**PASSAGE TO READ:**
The Sea of Trolls Trilogy
The Sea of Trolls (first volume)
Cover illustration: Tim O'Brien
Atheneum, 2004; audio: Recorded Books
Jack, a Saxon boy, and his sister, Lucy, are kidnapped by Vikings. When Lucy offends the Viking Queen, who is a half-Troll, the Queen's hair falls out. She threatens to sacrifice Lucy unless Jack can restore the hair. With Thorgil, a Viking maiden, Jack goes on a quest to fetch water from Mimir's well that will re-grow the Queen's hair. Jack and Thorgil's have to face their own deepest fears and battle with a troll bear and a dragon, escape giant spiders, and stay on the right side of the fearsome Trolls who live near the well.
Read an excerpt, a guide for readers, and questions and answers about this book. You can also download a screensaver from the publisher's website.
ALA Best Books For Young Adults, ALA Notable Children's Books, Book Sense Book of the Year Award Honor Book, Capitol Choices List (DC), CCBC Choices (Cooperative Children's Book Council), Chicago Public Library's Best of the Best, Horn Book Fanfare, Judy Lopez Memorial Award Winner, Kirkus Reviews Editor's Choice, Mythopoeic Fantasy Award Finalist, NCTE Notable Children's Books in the Language Arts, NYPL "Books for the Teen Age," PEN USA Literary Award Finalist, Publishers Weekly Best Books, Rhode Island Teen Book Award Nominee, School Library Journal Best Books of the Year, Washington Post Best Books, Westchester's Choice
"Should instantly be added to the list of those books which leave an indelible mark on the imagination... a hair-raising, spine-tingling, heart-stopping adventure which really does bear comparison to The Hobbit."--Amanda Craig, in The Times Read more
*"...envelops the reader...a tale of high adventure and exploration that reads with unexpected sensitivity, warmth, and humor."--Bulletin of Center for Children's Books, starred review
*"a hugely entertaining story sure to appeal to fans of The Lord of the Rings."--Kirkus Reviews, starred review.
*"Readers will want to sail through these nearly 500 pages to find out what happens to ... Jack and his sister."-- Publishers Weekly, starred review.
"brilliantly marries historic details about life in... A.D. 793 with the magic of runes, trolls and bards."-- Ayesha Court, USA Today
*"engrossing...a most adroit fusion of the natural and supernatural worlds" --Horn Book, starred review, Fanfare
"Poor Jack. He's 11, a farmer's son living in a village on the northeast coast of Britain in A.D. 793. He is vexed by family issues: while his mother is loving and wise, his surly, demanding father saves all his paternal affection for Lucy, Jack's sweet 5-year-old sister. Hard-working, unappreciated Jack has little to look forward to but a tedious life of plowing, tending sheep, collecting driftwood, clutching his cloak against the wintry gusts and grating his teeth on gritty loaves of dense, crusty bread.

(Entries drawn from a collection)
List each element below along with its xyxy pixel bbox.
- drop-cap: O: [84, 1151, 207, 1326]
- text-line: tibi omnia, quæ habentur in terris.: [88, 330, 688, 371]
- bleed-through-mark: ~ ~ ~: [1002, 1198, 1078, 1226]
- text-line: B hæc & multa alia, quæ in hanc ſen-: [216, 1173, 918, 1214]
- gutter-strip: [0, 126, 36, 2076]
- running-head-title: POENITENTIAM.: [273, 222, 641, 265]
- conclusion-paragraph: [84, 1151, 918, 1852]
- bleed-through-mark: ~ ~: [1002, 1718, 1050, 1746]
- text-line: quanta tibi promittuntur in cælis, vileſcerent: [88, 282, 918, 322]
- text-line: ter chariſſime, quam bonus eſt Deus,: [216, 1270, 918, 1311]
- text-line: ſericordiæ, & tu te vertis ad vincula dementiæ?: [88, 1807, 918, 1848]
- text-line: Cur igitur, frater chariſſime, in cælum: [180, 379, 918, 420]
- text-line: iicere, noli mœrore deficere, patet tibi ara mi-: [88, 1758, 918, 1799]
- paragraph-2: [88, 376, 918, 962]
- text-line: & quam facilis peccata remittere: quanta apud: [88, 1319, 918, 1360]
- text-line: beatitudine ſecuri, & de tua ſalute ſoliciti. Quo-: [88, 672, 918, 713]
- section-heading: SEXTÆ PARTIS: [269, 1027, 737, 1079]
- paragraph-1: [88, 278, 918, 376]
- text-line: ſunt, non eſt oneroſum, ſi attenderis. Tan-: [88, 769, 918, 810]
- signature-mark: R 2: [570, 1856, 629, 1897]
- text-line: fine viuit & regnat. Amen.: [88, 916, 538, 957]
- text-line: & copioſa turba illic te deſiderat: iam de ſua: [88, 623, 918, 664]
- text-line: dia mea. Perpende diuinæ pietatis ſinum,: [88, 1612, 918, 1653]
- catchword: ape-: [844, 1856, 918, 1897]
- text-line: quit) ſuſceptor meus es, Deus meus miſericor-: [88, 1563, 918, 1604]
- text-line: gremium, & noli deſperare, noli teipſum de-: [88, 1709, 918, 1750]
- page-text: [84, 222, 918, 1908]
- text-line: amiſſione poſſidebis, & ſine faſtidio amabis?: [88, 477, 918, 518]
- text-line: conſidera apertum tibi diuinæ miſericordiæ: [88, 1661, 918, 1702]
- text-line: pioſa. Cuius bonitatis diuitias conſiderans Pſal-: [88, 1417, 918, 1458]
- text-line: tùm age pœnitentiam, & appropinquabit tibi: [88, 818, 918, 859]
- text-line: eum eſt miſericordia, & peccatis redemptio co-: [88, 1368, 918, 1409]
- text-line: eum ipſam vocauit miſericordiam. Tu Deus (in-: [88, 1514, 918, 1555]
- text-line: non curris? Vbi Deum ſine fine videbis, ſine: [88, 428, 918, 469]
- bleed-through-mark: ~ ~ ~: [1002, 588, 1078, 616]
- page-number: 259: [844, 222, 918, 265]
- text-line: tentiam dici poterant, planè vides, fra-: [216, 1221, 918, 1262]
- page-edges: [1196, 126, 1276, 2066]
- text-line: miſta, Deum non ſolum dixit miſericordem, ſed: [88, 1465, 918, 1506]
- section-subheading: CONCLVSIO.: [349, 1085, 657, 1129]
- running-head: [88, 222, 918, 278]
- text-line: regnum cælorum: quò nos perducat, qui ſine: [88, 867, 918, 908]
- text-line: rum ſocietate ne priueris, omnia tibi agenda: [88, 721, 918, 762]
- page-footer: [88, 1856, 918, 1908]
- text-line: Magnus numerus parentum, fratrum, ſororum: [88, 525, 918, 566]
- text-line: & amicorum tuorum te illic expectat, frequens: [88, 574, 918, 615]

**OBJECTIVES:**
1 – From the Sea of Trolls page, set down word for word the passage starting at "The Sea of Trolls Trilogy" and ending at "near the well.".
2 – Name every source whose quoted review on the Sea of Trolls page is marked as a starred review.
The listing is separate from the Sea of Trolls page.

**RESPONSES TO THE EXERCISE:**
1 –
The Sea of Trolls Trilogy
The Sea of Trolls (first volume)
Cover illustration: Tim O'Brien
Atheneum, 2004; audio: Recorded Books
Jack, a Saxon boy, and his sister, Lucy, are kidnapped by Vikings. When Lucy offends the Viking Queen, who is a half-Troll, the Queen's hair falls out. She threatens to sacrifice Lucy unless Jack can restore the hair. With Thorgil, a Viking maiden, Jack goes on a quest to fetch water from Mimir's well that will re-grow the Queen's hair. Jack and Thorgil's have to face their own deepest fears and battle with a troll bear and a dragon, escape giant spiders, and stay on the right side of the fearsome Trolls who live near the well.

2 – Bulletin of Center for Children's Books; Kirkus Reviews; Publishers Weekly; Horn Book